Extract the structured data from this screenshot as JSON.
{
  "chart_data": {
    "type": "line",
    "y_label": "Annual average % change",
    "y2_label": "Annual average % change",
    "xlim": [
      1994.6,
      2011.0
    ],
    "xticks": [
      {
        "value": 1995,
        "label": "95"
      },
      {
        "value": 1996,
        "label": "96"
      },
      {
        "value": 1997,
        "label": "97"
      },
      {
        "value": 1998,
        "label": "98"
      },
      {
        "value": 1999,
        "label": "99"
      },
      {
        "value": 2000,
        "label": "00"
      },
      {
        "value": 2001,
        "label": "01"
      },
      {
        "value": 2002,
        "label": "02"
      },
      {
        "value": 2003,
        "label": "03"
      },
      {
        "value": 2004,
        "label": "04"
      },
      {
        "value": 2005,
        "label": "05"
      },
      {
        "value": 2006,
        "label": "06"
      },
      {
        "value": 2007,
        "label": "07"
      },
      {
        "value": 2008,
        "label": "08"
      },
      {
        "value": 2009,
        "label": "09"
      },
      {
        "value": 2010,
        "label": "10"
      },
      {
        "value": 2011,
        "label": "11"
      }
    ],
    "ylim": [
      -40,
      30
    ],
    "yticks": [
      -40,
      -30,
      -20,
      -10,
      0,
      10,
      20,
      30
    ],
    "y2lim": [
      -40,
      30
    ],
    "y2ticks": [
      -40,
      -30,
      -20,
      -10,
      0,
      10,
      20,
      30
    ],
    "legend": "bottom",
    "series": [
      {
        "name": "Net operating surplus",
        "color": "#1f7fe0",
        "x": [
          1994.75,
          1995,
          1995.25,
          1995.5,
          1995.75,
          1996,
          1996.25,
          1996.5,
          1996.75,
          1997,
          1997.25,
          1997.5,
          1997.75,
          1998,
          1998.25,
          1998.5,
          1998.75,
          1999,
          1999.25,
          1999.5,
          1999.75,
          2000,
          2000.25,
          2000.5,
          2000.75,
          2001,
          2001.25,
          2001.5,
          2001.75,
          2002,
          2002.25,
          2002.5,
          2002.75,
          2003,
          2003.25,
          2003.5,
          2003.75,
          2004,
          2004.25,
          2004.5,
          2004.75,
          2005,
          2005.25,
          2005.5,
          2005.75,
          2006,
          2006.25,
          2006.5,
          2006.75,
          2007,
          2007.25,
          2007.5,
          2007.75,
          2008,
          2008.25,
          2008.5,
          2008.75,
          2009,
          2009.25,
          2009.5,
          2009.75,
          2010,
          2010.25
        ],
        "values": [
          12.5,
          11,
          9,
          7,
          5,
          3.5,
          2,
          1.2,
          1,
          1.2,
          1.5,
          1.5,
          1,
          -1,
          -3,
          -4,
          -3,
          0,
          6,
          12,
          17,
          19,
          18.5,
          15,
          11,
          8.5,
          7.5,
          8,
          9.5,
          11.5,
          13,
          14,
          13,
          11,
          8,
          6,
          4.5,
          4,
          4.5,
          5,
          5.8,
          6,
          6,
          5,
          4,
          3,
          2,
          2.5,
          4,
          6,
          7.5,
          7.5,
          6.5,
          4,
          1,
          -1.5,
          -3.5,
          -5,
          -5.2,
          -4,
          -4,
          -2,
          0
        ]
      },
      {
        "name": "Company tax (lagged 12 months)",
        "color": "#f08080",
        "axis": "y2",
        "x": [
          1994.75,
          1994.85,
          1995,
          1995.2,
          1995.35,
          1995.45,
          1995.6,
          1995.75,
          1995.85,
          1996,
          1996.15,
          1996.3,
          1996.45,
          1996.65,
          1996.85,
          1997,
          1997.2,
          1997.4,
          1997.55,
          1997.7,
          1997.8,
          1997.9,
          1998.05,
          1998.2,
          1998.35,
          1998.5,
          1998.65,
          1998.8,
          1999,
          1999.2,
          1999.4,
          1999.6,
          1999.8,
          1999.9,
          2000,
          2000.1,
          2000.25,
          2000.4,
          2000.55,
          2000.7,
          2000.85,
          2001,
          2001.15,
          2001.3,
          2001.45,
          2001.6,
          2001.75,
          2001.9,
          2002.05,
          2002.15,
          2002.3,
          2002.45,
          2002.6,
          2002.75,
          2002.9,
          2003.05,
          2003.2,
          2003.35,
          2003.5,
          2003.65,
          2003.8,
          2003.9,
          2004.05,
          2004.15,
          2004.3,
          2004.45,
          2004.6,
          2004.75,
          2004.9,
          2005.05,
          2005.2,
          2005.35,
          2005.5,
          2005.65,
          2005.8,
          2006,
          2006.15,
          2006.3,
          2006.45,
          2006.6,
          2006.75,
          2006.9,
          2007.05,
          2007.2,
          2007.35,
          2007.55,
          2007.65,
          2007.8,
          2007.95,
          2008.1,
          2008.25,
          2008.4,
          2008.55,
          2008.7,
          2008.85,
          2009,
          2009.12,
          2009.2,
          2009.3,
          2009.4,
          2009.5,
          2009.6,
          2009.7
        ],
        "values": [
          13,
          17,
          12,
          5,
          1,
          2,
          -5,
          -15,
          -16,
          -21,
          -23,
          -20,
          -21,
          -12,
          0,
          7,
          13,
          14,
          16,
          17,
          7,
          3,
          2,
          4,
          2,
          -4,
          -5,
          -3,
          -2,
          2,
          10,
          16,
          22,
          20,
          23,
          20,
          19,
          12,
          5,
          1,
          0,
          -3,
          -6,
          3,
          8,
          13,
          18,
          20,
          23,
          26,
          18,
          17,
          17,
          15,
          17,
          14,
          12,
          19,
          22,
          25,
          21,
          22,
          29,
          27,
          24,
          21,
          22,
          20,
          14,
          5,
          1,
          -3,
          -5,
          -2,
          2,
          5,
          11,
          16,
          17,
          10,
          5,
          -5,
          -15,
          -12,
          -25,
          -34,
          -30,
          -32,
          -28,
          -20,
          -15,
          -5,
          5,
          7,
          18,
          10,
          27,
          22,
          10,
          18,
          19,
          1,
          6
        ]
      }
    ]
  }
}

○ ○ ○ ○

Copy out the full listing exactly.

*Answer to the problem*
Extract the structured data from this screenshot as JSON.
{
  "chart_data": {
    "type": "line",
    "y_label": "Annual average % change",
    "y2_label": "Annual average % change",
    "xlim": [
      1994.6,
      2011.0
    ],
    "xticks": [
      {
        "value": 1995,
        "label": "95"
      },
      {
        "value": 1996,
        "label": "96"
      },
      {
        "value": 1997,
        "label": "97"
      },
      {
        "value": 1998,
        "label": "98"
      },
      {
        "value": 1999,
        "label": "99"
      },
      {
        "value": 2000,
        "label": "00"
      },
      {
        "value": 2001,
        "label": "01"
      },
      {
        "value": 2002,
        "label": "02"
      },
      {
        "value": 2003,
        "label": "03"
      },
      {
        "value": 2004,
        "label": "04"
      },
      {
        "value": 2005,
        "label": "05"
      },
      {
        "value": 2006,
        "label": "06"
      },
      {
        "value": 2007,
        "label": "07"
      },
      {
        "value": 2008,
        "label": "08"
      },
      {
        "value": 2009,
        "label": "09"
      },
      {
        "value": 2010,
        "label": "10"
      },
      {
        "value": 2011,
        "label": "11"
      }
    ],
    "ylim": [
      -40,
      30
    ],
    "yticks": [
      -40,
      -30,
      -20,
      -10,
      0,
      10,
      20,
      30
    ],
    "y2lim": [
      -40,
      30
    ],
    "y2ticks": [
      -40,
      -30,
      -20,
      -10,
      0,
      10,
      20,
      30
    ],
    "legend": "bottom",
    "series": [
      {
        "name": "Net operating surplus",
        "color": "#1f7fe0",
        "x": [
          1994.75,
          1995,
          1995.25,
          1995.5,
          1995.75,
          1996,
          1996.25,
          1996.5,
          1996.75,
          1997,
          1997.25,
          1997.5,
          1997.75,
          1998,
          1998.25,
          1998.5,
          1998.75,
          1999,
          1999.25,
          1999.5,
          1999.75,
          2000,
          2000.25,
          2000.5,
          2000.75,
          2001,
          2001.25,
          2001.5,
          2001.75,
          2002,
          2002.25,
          2002.5,
          2002.75,
          2003,
          2003.25,
          2003.5,
          2003.75,
          2004,
          2004.25,
          2004.5,
          2004.75,
          2005,
          2005.25,
          2005.5,
          2005.75,
          2006,
          2006.25,
          2006.5,
          2006.75,
          2007,
          2007.25,
          2007.5,
          2007.75,
          2008,
          2008.25,
          2008.5,
          2008.75,
          2009,
          2009.25,
          2009.5,
          2009.75,
          2010,
          2010.25
        ],
        "values": [
          12.5,
          11,
          9,
          7,
          5,
          3.5,
          2,
          1.2,
          1,
          1.2,
          1.5,
          1.5,
          1,
          -1,
          -3,
          -4,
          -3,
          0,
          6,
          12,
          17,
          19,
          18.5,
          15,
          11,
          8.5,
          7.5,
          8,
          9.5,
          11.5,
          13,
          14,
          13,
          11,
          8,
          6,
          4.5,
          4,
          4.5,
          5,
          5.8,
          6,
          6,
          5,
          4,
          3,
          2,
          2.5,
          4,
          6,
          7.5,
          7.5,
          6.5,
          4,
          1,
          -1.5,
          -3.5,
          -5,
          -5.2,
          -4,
          -4,
          -2,
          0
        ]
      },
      {
        "name": "Company tax (lagged 12 months)",
        "color": "#f08080",
        "axis": "y2",
        "x": [
          1994.75,
          1994.85,
          1995,
          1995.2,
          1995.35,
          1995.45,
          1995.6,
          1995.75,
          1995.85,
          1996,
          1996.15,
          1996.3,
          1996.45,
          1996.65,
          1996.85,
          1997,
          1997.2,
          1997.4,
          1997.55,
          1997.7,
          1997.8,
          1997.9,
          1998.05,
          1998.2,
          1998.35,
          1998.5,
          1998.65,
          1998.8,
          1999,
          1999.2,
          1999.4,
          1999.6,
          1999.8,
          1999.9,
          2000,
          2000.1,
          2000.25,
          2000.4,
          2000.55,
          2000.7,
          2000.85,
          2001,
          2001.15,
          2001.3,
          2001.45,
          2001.6,
          2001.75,
          2001.9,
          2002.05,
          2002.15,
          2002.3,
          2002.45,
          2002.6,
          2002.75,
          2002.9,
          2003.05,
          2003.2,
          2003.35,
          2003.5,
          2003.65,
          2003.8,
          2003.9,
          2004.05,
          2004.15,
          2004.3,
          2004.45,
          2004.6,
          2004.75,
          2004.9,
          2005.05,
          2005.2,
          2005.35,
          2005.5,
          2005.65,
          2005.8,
          2006,
          2006.15,
          2006.3,
          2006.45,
          2006.6,
          2006.75,
          2006.9,
          2007.05,
          2007.2,
          2007.35,
          2007.55,
          2007.65,
          2007.8,
          2007.95,
          2008.1,
          2008.25,
          2008.4,
          2008.55,
          2008.7,
          2008.85,
          2009,
          2009.12,
          2009.2,
          2009.3,
          2009.4,
          2009.5,
          2009.6,
          2009.7
        ],
        "values": [
          13,
          17,
          12,
          5,
          1,
          2,
          -5,
          -15,
          -16,
          -21,
          -23,
          -20,
          -21,
          -12,
          0,
          7,
          13,
          14,
          16,
          17,
          7,
          3,
          2,
          4,
          2,
          -4,
          -5,
          -3,
          -2,
          2,
          10,
          16,
          22,
          20,
          23,
          20,
          19,
          12,
          5,
          1,
          0,
          -3,
          -6,
          3,
          8,
          13,
          18,
          20,
          23,
          26,
          18,
          17,
          17,
          15,
          17,
          14,
          12,
          19,
          22,
          25,
          21,
          22,
          29,
          27,
          24,
          21,
          22,
          20,
          14,
          5,
          1,
          -3,
          -5,
          -2,
          2,
          5,
          11,
          16,
          17,
          10,
          5,
          -5,
          -15,
          -12,
          -25,
          -34,
          -30,
          -32,
          -28,
          -20,
          -15,
          -5,
          5,
          7,
          18,
          10,
          27,
          22,
          10,
          18,
          19,
          1,
          6
        ]
      }
    ]
  }
}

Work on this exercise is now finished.